▼

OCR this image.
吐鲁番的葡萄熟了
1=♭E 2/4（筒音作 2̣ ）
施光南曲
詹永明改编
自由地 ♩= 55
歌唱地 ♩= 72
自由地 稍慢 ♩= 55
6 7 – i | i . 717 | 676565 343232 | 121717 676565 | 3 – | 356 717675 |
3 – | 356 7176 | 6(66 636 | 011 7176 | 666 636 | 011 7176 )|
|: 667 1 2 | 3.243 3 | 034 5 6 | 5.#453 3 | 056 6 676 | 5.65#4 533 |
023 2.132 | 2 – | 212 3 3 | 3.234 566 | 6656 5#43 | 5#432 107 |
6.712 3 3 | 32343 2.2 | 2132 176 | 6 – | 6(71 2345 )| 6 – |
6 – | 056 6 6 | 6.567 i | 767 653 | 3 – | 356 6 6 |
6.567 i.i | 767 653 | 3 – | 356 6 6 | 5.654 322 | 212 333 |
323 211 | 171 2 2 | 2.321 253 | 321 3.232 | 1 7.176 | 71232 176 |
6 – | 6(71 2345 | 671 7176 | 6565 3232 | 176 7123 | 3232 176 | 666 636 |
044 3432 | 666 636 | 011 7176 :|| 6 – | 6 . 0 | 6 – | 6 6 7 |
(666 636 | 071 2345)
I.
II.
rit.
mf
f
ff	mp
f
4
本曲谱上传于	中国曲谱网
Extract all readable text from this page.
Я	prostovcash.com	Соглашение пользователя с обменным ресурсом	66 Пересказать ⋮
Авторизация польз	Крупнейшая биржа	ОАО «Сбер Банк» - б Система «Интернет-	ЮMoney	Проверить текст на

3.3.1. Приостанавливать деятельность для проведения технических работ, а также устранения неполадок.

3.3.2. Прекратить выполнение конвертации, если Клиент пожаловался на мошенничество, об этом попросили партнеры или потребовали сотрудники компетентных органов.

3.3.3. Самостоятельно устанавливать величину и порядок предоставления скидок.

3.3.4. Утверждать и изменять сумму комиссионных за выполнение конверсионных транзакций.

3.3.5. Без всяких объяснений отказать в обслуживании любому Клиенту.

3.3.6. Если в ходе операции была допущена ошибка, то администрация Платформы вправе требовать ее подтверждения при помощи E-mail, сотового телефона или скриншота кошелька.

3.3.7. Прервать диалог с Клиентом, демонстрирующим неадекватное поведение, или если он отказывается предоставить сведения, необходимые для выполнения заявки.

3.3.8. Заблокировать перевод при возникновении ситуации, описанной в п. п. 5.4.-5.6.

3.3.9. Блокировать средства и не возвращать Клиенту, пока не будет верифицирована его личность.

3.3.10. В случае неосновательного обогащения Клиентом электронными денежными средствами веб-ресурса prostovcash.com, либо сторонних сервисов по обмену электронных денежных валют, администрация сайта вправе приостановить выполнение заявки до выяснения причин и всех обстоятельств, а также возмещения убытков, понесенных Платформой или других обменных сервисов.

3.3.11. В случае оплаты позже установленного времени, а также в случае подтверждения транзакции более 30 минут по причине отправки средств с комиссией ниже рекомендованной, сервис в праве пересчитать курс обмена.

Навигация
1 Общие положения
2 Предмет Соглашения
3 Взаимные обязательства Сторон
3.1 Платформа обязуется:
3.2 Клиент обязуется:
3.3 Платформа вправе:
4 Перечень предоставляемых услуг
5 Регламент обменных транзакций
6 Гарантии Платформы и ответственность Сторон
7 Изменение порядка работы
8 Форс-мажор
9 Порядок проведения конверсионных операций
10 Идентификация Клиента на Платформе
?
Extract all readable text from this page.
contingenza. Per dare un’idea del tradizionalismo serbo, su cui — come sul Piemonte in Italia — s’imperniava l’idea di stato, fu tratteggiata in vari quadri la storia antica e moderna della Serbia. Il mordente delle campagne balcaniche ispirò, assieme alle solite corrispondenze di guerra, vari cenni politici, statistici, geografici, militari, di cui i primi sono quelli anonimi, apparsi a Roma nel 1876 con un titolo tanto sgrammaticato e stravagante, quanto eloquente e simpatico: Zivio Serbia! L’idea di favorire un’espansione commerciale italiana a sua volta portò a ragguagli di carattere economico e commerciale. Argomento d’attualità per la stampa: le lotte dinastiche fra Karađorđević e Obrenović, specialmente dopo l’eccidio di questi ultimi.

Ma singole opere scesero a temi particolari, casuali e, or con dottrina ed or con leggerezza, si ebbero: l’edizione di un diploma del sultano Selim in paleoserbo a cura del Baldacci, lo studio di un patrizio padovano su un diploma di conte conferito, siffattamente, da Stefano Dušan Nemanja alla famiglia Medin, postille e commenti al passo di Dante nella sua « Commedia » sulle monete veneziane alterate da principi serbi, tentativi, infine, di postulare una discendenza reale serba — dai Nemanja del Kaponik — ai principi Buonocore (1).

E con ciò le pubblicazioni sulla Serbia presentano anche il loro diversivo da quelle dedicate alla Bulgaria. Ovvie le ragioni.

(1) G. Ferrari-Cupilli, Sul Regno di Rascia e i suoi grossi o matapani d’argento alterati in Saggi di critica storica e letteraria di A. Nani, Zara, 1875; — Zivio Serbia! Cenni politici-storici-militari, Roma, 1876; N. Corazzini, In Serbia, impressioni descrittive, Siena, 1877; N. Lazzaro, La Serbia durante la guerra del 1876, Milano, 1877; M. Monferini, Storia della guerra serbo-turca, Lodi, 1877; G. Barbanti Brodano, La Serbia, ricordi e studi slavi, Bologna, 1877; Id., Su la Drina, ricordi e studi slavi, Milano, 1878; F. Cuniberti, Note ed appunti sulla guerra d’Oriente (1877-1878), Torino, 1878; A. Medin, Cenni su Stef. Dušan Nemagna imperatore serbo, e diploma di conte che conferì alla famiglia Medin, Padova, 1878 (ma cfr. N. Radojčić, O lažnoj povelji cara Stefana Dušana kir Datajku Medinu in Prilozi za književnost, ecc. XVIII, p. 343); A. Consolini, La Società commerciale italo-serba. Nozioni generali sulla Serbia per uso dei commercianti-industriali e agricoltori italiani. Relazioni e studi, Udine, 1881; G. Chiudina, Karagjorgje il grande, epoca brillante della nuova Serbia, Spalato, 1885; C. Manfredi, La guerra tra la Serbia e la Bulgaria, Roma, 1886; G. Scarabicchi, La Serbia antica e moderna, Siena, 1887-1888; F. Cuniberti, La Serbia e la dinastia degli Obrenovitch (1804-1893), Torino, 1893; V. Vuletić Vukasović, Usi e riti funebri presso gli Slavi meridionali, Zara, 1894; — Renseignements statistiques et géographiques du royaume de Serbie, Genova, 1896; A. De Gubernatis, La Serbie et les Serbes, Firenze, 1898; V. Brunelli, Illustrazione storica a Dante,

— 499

▲

**Exercise directions**
Lines of the material that contain the word "Клиенту" are to be gathered.

**Reply to the exercise**
3.3.5. Без всяких объяснений отказать в обслуживании любому Клиенту.
3.3.9. Блокировать средства и не возвращать Клиенту, пока не будет верифицирована его личность.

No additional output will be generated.